### WHAT THE EXERCISE ASKS
Read the lines below. Copy out any that hold the string "text".
>> begin WORKING DATA
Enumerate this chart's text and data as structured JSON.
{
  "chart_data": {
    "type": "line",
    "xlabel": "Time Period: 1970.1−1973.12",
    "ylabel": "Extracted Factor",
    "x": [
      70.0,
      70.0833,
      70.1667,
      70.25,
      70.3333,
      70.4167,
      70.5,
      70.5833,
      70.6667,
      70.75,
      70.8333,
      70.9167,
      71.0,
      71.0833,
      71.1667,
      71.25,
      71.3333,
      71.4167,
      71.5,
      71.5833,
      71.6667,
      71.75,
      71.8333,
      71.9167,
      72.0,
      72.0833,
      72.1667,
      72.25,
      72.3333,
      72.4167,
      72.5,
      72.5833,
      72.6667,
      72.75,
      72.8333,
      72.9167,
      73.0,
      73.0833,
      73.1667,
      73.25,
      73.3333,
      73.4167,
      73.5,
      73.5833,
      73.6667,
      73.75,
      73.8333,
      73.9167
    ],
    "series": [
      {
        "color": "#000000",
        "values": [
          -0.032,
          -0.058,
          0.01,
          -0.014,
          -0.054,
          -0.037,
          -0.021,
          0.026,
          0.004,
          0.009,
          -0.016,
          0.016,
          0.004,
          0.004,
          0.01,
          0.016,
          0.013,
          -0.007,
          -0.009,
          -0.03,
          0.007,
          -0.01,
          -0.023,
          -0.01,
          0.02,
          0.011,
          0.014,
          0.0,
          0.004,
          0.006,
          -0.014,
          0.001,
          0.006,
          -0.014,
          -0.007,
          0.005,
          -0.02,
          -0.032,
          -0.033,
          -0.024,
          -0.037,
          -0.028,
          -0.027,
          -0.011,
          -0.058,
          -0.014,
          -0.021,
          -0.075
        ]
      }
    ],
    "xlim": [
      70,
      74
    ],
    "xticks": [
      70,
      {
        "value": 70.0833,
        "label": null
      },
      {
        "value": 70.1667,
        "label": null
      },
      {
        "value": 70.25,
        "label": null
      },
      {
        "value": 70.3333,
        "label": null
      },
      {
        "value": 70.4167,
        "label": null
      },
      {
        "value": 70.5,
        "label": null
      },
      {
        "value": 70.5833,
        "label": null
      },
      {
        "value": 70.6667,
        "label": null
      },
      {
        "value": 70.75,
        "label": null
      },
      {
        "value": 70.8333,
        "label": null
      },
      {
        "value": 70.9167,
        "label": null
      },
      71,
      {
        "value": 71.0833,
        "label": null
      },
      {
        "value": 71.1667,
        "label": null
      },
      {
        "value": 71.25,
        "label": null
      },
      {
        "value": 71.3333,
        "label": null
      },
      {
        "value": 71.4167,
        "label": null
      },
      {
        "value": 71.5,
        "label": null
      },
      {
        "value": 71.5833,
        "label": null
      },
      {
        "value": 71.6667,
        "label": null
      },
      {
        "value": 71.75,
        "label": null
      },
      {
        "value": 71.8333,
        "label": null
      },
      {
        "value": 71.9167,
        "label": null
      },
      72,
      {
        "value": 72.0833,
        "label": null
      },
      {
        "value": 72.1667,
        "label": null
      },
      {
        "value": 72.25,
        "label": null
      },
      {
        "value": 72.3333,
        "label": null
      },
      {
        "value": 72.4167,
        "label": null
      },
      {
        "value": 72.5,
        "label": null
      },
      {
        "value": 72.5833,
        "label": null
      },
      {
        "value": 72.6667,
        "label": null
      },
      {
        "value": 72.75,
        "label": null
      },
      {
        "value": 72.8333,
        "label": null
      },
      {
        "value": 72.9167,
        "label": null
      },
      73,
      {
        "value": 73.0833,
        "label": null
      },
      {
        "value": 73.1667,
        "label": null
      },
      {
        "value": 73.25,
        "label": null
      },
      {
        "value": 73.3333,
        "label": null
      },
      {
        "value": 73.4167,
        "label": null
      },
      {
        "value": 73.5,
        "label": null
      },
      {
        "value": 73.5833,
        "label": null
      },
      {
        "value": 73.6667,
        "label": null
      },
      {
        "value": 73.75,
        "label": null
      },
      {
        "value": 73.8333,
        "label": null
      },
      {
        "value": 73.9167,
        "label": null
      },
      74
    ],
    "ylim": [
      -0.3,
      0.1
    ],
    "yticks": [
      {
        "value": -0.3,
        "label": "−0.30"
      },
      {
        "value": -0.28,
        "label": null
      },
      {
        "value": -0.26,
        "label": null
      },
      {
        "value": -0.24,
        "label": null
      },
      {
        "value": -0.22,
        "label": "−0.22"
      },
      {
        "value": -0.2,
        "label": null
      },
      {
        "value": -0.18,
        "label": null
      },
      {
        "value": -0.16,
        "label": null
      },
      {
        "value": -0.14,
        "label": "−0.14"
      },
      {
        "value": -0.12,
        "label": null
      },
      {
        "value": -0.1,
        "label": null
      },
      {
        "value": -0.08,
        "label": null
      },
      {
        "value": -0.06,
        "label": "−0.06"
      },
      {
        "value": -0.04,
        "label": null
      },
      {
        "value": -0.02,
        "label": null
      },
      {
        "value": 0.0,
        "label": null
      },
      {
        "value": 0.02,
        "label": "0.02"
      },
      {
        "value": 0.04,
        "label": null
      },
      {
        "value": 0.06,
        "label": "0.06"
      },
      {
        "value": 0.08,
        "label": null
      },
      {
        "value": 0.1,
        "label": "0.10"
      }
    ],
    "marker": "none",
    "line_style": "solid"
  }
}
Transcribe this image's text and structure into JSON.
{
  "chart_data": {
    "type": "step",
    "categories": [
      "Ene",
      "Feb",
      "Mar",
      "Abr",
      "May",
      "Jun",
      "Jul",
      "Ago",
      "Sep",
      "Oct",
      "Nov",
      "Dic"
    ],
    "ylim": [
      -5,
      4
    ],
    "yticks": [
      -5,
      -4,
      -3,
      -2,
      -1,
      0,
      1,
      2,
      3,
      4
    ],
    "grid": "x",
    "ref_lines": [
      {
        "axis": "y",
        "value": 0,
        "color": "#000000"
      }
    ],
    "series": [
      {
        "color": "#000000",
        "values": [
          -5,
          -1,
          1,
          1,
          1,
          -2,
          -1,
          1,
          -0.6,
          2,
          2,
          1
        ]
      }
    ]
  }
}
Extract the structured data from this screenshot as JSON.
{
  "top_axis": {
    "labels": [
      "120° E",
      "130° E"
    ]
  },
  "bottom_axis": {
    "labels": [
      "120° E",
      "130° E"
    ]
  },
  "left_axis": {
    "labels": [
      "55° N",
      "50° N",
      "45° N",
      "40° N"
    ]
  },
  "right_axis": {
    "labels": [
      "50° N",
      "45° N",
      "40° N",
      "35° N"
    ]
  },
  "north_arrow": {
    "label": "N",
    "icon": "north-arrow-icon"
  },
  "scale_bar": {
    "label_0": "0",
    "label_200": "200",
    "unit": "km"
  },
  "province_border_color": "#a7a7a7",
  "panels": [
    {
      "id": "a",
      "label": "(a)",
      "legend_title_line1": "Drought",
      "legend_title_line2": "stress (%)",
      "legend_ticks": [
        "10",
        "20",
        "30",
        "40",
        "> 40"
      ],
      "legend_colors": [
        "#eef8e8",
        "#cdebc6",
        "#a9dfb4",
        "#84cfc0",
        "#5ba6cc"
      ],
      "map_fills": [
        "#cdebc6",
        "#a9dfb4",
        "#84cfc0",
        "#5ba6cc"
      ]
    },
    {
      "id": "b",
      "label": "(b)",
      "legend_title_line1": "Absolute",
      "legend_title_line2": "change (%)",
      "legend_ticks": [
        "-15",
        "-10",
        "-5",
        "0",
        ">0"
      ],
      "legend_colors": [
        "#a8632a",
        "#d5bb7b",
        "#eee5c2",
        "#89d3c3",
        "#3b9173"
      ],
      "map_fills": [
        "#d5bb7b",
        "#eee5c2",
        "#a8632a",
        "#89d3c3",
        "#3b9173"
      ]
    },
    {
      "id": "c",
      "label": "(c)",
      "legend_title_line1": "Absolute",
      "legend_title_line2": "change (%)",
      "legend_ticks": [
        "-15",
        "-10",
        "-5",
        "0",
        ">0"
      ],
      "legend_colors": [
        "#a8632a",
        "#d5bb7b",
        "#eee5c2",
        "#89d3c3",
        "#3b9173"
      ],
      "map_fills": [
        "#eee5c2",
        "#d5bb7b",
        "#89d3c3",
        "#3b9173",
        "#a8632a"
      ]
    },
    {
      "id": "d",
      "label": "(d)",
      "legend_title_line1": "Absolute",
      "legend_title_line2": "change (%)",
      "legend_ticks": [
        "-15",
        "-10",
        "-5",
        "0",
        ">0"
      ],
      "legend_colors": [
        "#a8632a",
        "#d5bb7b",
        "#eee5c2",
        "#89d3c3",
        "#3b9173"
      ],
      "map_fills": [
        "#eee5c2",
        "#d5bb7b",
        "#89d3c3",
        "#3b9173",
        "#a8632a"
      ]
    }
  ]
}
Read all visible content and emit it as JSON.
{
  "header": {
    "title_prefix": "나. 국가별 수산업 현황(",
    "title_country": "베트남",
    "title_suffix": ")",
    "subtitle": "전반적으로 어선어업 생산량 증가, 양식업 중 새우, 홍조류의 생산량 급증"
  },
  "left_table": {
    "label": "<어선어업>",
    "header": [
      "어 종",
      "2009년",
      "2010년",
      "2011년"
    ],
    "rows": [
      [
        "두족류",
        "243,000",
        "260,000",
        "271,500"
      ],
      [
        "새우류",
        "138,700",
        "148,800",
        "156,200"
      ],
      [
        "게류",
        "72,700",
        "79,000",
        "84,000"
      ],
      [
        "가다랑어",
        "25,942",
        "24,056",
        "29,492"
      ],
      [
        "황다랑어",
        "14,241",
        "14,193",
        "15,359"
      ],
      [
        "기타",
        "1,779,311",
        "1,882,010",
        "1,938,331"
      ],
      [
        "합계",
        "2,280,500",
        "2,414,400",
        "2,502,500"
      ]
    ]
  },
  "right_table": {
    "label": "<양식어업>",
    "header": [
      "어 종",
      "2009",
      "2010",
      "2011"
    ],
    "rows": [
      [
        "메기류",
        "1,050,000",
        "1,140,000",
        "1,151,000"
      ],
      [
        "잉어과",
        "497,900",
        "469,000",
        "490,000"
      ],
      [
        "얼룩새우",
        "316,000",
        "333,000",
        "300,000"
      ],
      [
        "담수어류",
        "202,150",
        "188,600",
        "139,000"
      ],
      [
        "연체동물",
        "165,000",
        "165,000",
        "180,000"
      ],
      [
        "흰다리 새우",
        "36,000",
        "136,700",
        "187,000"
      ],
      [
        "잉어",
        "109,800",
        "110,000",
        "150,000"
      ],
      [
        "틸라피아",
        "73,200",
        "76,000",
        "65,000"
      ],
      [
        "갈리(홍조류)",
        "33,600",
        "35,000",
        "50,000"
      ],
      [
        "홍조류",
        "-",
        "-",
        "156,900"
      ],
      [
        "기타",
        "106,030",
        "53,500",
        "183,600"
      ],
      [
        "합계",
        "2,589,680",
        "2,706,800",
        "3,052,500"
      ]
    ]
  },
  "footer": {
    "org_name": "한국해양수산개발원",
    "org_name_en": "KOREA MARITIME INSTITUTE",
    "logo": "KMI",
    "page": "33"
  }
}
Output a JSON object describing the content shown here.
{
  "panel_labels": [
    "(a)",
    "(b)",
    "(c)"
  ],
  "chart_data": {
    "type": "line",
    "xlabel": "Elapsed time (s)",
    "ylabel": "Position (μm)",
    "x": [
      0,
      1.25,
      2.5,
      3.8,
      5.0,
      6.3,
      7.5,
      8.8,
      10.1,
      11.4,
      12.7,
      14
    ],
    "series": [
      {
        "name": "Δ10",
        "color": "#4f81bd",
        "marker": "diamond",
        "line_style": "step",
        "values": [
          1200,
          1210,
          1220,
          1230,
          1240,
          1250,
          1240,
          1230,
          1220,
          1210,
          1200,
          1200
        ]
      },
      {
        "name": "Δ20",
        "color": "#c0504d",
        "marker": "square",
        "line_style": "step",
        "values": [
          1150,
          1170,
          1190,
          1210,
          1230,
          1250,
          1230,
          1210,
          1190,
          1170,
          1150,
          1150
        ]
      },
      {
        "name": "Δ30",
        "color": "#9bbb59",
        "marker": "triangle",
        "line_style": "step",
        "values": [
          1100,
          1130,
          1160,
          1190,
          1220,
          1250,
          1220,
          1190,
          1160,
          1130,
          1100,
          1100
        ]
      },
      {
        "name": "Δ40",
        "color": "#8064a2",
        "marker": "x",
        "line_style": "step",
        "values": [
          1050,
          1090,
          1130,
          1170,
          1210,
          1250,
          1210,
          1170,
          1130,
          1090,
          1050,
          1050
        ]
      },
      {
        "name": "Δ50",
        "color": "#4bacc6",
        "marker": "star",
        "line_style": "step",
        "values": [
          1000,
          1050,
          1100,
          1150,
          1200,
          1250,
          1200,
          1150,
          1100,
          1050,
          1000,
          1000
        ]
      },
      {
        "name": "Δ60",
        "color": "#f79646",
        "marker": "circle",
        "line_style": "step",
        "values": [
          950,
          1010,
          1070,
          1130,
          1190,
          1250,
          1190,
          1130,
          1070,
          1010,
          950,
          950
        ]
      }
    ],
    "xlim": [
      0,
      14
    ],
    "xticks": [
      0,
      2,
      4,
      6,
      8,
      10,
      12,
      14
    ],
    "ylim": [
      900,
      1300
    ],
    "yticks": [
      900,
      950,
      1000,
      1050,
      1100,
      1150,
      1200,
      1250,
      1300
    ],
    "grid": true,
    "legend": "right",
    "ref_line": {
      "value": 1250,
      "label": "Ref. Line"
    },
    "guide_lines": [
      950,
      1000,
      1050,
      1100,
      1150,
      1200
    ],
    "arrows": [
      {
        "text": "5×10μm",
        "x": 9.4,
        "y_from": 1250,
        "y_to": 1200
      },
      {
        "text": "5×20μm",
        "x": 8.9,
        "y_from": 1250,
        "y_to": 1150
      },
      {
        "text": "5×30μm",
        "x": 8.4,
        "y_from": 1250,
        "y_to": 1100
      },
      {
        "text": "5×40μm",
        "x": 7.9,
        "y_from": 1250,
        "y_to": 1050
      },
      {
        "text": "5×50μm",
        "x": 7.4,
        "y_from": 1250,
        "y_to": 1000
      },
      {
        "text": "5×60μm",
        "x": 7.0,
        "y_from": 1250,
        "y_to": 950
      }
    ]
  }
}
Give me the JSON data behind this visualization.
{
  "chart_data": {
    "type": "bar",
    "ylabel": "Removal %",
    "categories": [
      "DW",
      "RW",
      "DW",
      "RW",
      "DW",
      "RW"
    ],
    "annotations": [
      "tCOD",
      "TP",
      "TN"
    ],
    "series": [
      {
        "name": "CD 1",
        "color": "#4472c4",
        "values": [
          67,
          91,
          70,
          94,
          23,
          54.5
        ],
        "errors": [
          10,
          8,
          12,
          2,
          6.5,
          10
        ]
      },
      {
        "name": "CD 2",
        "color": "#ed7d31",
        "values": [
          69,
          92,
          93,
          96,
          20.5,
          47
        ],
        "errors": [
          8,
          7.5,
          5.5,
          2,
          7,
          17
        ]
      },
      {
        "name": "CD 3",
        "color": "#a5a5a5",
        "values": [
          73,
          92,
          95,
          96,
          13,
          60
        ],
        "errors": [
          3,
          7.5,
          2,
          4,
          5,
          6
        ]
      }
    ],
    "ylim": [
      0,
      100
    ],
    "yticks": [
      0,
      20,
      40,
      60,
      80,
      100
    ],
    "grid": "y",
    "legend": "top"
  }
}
>> end WORKING DATA
### EXPECTED ANSWER
Enumerate this chart's text and data as structured JSON.
Transcribe this image's text and structure into JSON.
        "text": "5×10μm",
        "text": "5×20μm",
        "text": "5×30μm",
        "text": "5×40μm",
        "text": "5×50μm",
        "text": "5×60μm",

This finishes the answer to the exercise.